Задание 1:
В каком году В. Г. Сахновский написал строки о режиссуре, которые цитируются в тексте о пластической композиции спектакля?

Хотелось бы, чтобы читатель за умными, точными и емкими положениями текста увидел обаятельную, душевную, щедрую и красивую женщину, мастера своей профессии и замечательного человека. Хотелось бы, чтобы читатель полюбил ее так, как любим ее мы, ученики, чтобы он поверил ей и таким образом приобщился к нашему братству — братству воспитанников, последователей и соратников Галины Викторовны Морозовой.
Профессор кафедры режиссуры Российской Академии Театрального Искусства (ГИТИС).
П. Г. ПОПОВ О пластической композиции спектакля.

 

 

Режиссура как искусство пластической композиции спектакля.

«Рассматривая деятельность режиссера в современном театре и изучая историю режиссуры в прошлом, можно с уверенностью сказать, что за последние пятьдесят мет она сложилась в совершенно законченную художественную дисциплину. Эта дисциплина может быть изучаема теоретически, и если мы еще не имеем теории режиссуры, то несомненно, что она будет разработана в ближайшее время»(1). Написавший эти строки в 1939 году В. Г. Сахновский оказался прав в одном — в определении возраста режиссуры на тот момент; разработка же теории режиссуры оказалась не столь быстрым делом, как он предполагал. Театру (во всяком случае, русскому) для этого потребовалось еще пятьдесят лет жизни, богатой не только удачами и счастливыми открытиями, но и драматическими потерями. Но даже сейчас, в начале XXI века, еще нельзя сказать, что в теории режиссуры в достаточной мере прояснены все стороны этой профессии.
Всем, кто работает в театре и пишет о нем, хорошо известна формула Вл. И. Немировича-Данченко о трех «лицах» режиссера, т. е. о трех направлениях в работе постановщика спектакля. И долгое время считалось, что этой формулы достаточно для определения режиссуры, как профессии. Но ее оказалось недостаточно, когда пришло время определить сущность режиссуры как искусства. Между тем, если она является таковым, то это единственное искусство, не имеющее (или почти не имеющее) теории.
Дело в том, что режиссура — самое молодое из театральных искусств. Актерское искусство существует с тех пор, как существует театр, и практически столько же времени существует искусство драматургии. Из истории театра известно, что в течение многих веков постановкой спектакля руководили то драматурги, то ведущие актеры труппы, а то и просто антрепренеры. И только с конца XIX века, когда, по удачному выражению Ю. К. Герасимова, «возник в цельном и суверенном виде осознавший себя институт режиссуры» (2), процесс развития театрального искусства стал направляться режиссурой. Так начался новый этап в истории театра: если раньше спектакли ставили, то теперь их начали создавать. Режиссер создает, т. е. «сочиняет» произведение театрального искусства, что позволяет ему называть себя его автором, как это сделал М. Рехельс, вынесший данное определение в заглавие своей книги.
Что же создает, «сочиняет» режиссер в спектакле? Пьесу — ее сюжет, текст действующих в ней лиц — сочинил драматург.

Задание 2:
Замените «rh-point» на «humidity-point» в строках блока данных, начиная со строки с «wind-speed-point <box>508 662 514 668</box>» и заканчивая строкой с «wind-barb <box>571 268 589 279</box>» включительно. Всё остальное не меняйте и выведите только эти строки.

Блок данных
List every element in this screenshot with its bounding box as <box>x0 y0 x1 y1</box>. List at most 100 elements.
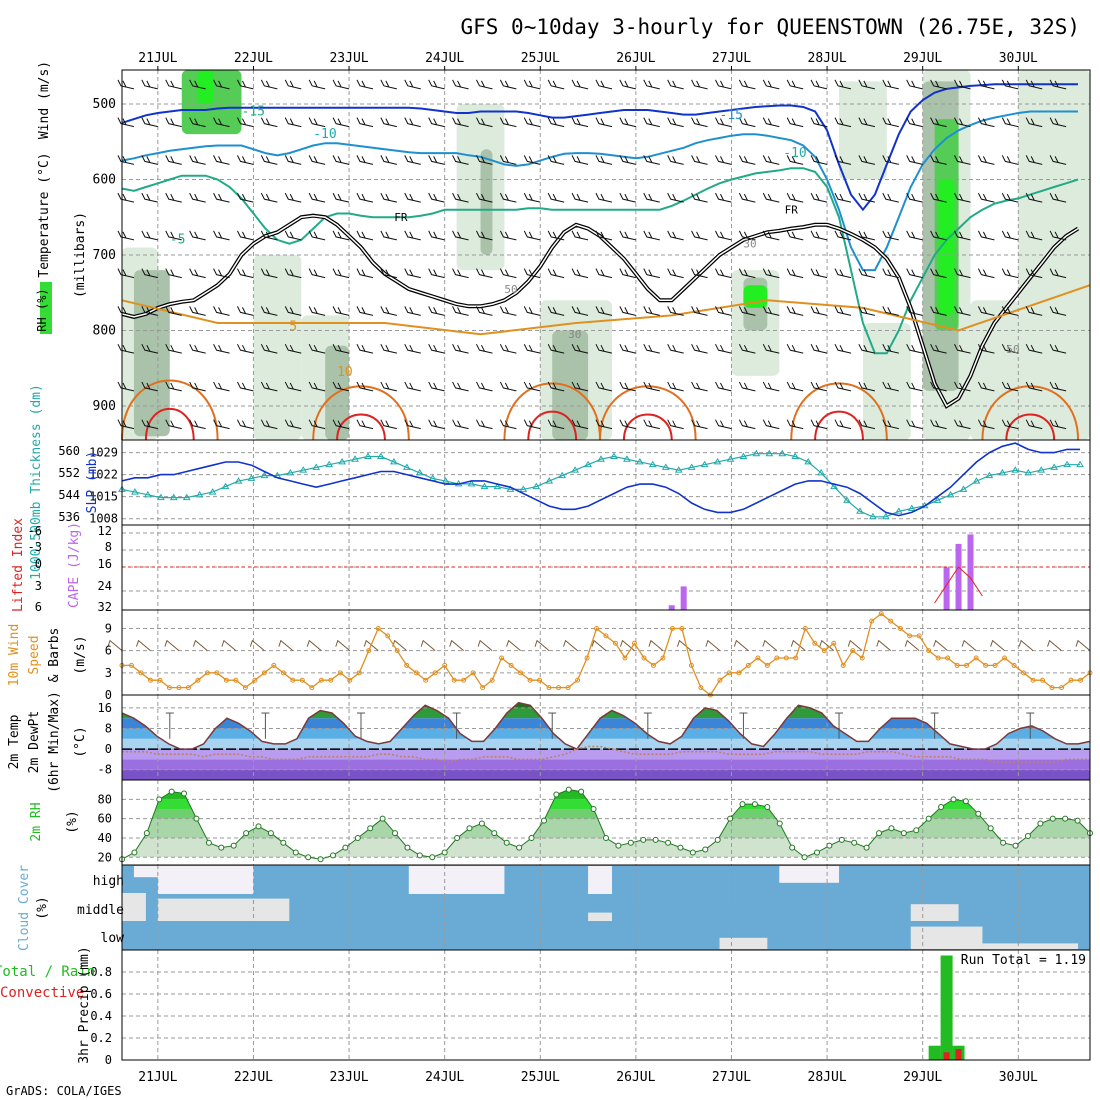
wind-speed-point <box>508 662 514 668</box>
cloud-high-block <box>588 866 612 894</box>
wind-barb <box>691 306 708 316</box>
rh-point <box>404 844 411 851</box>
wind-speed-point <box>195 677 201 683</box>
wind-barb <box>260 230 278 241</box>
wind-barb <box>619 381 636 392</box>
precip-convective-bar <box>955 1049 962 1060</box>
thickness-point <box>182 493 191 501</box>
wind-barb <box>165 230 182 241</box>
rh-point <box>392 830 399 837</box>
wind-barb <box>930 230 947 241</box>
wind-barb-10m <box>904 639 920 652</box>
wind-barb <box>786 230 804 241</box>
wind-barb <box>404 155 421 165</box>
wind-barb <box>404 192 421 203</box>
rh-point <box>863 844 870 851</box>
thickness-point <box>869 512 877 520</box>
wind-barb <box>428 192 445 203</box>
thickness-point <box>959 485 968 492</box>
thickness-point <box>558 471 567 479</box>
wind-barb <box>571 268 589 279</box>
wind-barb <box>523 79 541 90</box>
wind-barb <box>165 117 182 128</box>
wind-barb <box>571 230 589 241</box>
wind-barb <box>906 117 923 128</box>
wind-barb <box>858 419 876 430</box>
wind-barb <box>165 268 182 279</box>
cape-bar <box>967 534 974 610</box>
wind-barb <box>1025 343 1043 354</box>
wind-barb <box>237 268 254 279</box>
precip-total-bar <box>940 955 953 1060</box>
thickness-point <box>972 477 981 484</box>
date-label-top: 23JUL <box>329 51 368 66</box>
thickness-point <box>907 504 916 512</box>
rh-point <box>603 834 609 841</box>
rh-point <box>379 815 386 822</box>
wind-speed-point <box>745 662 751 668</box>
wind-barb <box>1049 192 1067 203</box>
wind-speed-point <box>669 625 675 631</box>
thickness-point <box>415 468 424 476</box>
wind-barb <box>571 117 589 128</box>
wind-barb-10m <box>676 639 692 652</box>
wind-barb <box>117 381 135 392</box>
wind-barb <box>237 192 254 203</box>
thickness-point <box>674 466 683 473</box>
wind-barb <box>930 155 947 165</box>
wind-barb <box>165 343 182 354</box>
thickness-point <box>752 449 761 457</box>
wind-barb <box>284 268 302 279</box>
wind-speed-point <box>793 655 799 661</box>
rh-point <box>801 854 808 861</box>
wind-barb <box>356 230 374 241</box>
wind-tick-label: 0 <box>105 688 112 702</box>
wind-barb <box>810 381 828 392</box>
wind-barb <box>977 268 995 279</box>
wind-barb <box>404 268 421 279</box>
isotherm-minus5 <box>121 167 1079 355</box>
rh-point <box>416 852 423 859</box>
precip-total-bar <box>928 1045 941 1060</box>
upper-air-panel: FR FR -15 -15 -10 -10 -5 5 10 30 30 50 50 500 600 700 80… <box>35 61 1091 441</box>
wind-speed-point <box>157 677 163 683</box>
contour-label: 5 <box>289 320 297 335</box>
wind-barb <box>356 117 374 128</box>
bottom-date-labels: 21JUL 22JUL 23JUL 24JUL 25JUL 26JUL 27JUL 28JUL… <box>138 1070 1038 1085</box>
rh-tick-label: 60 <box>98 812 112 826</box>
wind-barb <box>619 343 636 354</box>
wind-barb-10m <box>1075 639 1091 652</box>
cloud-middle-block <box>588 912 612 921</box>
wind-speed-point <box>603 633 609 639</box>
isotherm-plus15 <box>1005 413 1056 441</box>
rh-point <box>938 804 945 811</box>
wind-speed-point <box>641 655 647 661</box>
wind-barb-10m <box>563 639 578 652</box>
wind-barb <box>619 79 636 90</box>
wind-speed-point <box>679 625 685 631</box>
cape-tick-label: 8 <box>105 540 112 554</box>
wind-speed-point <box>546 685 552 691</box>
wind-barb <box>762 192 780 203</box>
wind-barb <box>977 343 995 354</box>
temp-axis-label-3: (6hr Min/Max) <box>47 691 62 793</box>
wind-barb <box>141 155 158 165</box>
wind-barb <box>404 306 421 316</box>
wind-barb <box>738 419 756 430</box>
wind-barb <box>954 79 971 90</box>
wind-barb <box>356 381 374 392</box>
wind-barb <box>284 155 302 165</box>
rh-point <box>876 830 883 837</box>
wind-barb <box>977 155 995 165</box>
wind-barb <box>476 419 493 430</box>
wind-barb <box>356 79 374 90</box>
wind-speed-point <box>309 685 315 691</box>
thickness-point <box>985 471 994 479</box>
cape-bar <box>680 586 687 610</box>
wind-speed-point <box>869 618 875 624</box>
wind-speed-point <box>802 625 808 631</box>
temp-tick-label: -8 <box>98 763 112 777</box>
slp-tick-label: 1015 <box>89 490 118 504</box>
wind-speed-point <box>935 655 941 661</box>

Письменный ответ 1:
В 1939 году.

Письменный ответ 2:
wind-speed-point <box>508 662 514 668</box>
cloud-high-block <box>588 866 612 894</box>
wind-barb <box>691 306 708 316</box>
humidity-point <box>404 844 411 851</box>
wind-speed-point <box>195 677 201 683</box>
wind-barb <box>260 230 278 241</box>
wind-barb <box>619 381 636 392</box>
precip-convective-bar <box>955 1049 962 1060</box>
thickness-point <box>182 493 191 501</box>
wind-barb <box>165 230 182 241</box>
humidity-point <box>392 830 399 837</box>
wind-barb <box>930 230 947 241</box>
wind-barb-10m <box>904 639 920 652</box>
wind-barb <box>786 230 804 241</box>
wind-barb <box>404 155 421 165</box>
wind-barb <box>404 192 421 203</box>
humidity-point <box>863 844 870 851</box>
thickness-point <box>869 512 877 520</box>
wind-barb <box>428 192 445 203</box>
thickness-point <box>959 485 968 492</box>
thickness-point <box>558 471 567 479</box>
wind-barb <box>571 268 589 279</box>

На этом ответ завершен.